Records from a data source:
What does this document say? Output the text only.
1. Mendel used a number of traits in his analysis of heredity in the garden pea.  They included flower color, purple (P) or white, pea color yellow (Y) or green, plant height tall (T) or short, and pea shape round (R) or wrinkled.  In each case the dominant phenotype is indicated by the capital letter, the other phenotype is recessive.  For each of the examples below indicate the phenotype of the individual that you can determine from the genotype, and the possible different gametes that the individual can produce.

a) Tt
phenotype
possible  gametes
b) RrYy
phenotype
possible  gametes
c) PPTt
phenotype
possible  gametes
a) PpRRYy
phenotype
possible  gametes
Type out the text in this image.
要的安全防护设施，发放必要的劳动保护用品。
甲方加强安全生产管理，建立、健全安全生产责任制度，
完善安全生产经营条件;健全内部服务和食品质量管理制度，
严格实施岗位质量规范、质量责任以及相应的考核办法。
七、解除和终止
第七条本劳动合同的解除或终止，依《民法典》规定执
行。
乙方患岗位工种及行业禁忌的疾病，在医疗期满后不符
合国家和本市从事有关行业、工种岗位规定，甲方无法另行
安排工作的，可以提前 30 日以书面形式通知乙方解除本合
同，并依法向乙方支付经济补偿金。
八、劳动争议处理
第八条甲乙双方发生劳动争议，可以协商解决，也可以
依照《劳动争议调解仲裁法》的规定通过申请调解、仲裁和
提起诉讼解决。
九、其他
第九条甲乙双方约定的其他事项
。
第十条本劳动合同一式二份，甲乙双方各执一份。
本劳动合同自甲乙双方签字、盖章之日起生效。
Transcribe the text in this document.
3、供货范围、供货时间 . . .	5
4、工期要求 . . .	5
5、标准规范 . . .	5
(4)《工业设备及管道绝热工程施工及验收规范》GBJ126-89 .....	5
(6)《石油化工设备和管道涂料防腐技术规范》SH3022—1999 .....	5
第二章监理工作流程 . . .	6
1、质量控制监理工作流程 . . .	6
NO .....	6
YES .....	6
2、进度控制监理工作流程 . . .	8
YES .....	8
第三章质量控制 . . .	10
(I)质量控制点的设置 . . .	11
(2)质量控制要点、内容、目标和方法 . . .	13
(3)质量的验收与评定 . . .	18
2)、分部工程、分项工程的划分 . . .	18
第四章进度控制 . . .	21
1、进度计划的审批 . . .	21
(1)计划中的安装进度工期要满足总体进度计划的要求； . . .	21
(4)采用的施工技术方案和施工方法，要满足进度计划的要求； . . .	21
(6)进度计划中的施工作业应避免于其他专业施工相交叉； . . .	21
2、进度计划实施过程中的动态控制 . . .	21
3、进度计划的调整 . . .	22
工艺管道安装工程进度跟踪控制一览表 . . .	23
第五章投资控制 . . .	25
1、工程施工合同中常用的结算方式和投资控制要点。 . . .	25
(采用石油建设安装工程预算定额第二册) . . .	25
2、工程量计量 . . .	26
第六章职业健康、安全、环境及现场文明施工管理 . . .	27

CHALLENGE:
The lines above should be duplicated exactly.

WRITTEN SOLUTION:
What does this document say? Output the text only.
1. Mendel used a number of traits in his analysis of heredity in the garden pea.  They included flower color, purple (P) or white, pea color yellow (Y) or green, plant height tall (T) or short, and pea shape round (R) or wrinkled.  In each case the dominant phenotype is indicated by the capital letter, the other phenotype is recessive.  For each of the examples below indicate the phenotype of the individual that you can determine from the genotype, and the possible different gametes that the individual can produce.

a) Tt
phenotype
possible  gametes
b) RrYy
phenotype
possible  gametes
c) PPTt
phenotype
possible  gametes
a) PpRRYy
phenotype
possible  gametes
Type out the text in this image.
要的安全防护设施，发放必要的劳动保护用品。
甲方加强安全生产管理，建立、健全安全生产责任制度，
完善安全生产经营条件;健全内部服务和食品质量管理制度，
严格实施岗位质量规范、质量责任以及相应的考核办法。
七、解除和终止
第七条本劳动合同的解除或终止，依《民法典》规定执
行。
乙方患岗位工种及行业禁忌的疾病，在医疗期满后不符
合国家和本市从事有关行业、工种岗位规定，甲方无法另行
安排工作的，可以提前 30 日以书面形式通知乙方解除本合
同，并依法向乙方支付经济补偿金。
八、劳动争议处理
第八条甲乙双方发生劳动争议，可以协商解决，也可以
依照《劳动争议调解仲裁法》的规定通过申请调解、仲裁和
提起诉讼解决。
九、其他
第九条甲乙双方约定的其他事项
。
第十条本劳动合同一式二份，甲乙双方各执一份。
本劳动合同自甲乙双方签字、盖章之日起生效。
Transcribe the text in this document.
3、供货范围、供货时间 . . .	5
4、工期要求 . . .	5
5、标准规范 . . .	5
(4)《工业设备及管道绝热工程施工及验收规范》GBJ126-89 .....	5
(6)《石油化工设备和管道涂料防腐技术规范》SH3022—1999 .....	5
第二章监理工作流程 . . .	6
1、质量控制监理工作流程 . . .	6
NO .....	6
YES .....	6
2、进度控制监理工作流程 . . .	8
YES .....	8
第三章质量控制 . . .	10
(I)质量控制点的设置 . . .	11
(2)质量控制要点、内容、目标和方法 . . .	13
(3)质量的验收与评定 . . .	18
2)、分部工程、分项工程的划分 . . .	18
第四章进度控制 . . .	21
1、进度计划的审批 . . .	21
(1)计划中的安装进度工期要满足总体进度计划的要求； . . .	21
(4)采用的施工技术方案和施工方法，要满足进度计划的要求； . . .	21
(6)进度计划中的施工作业应避免于其他专业施工相交叉； . . .	21
2、进度计划实施过程中的动态控制 . . .	21
3、进度计划的调整 . . .	22
工艺管道安装工程进度跟踪控制一览表 . . .	23
第五章投资控制 . . .	25
1、工程施工合同中常用的结算方式和投资控制要点。 . . .	25
(采用石油建设安装工程预算定额第二册) . . .	25
2、工程量计量 . . .	26
第六章职业健康、安全、环境及现场文明施工管理 . . .	27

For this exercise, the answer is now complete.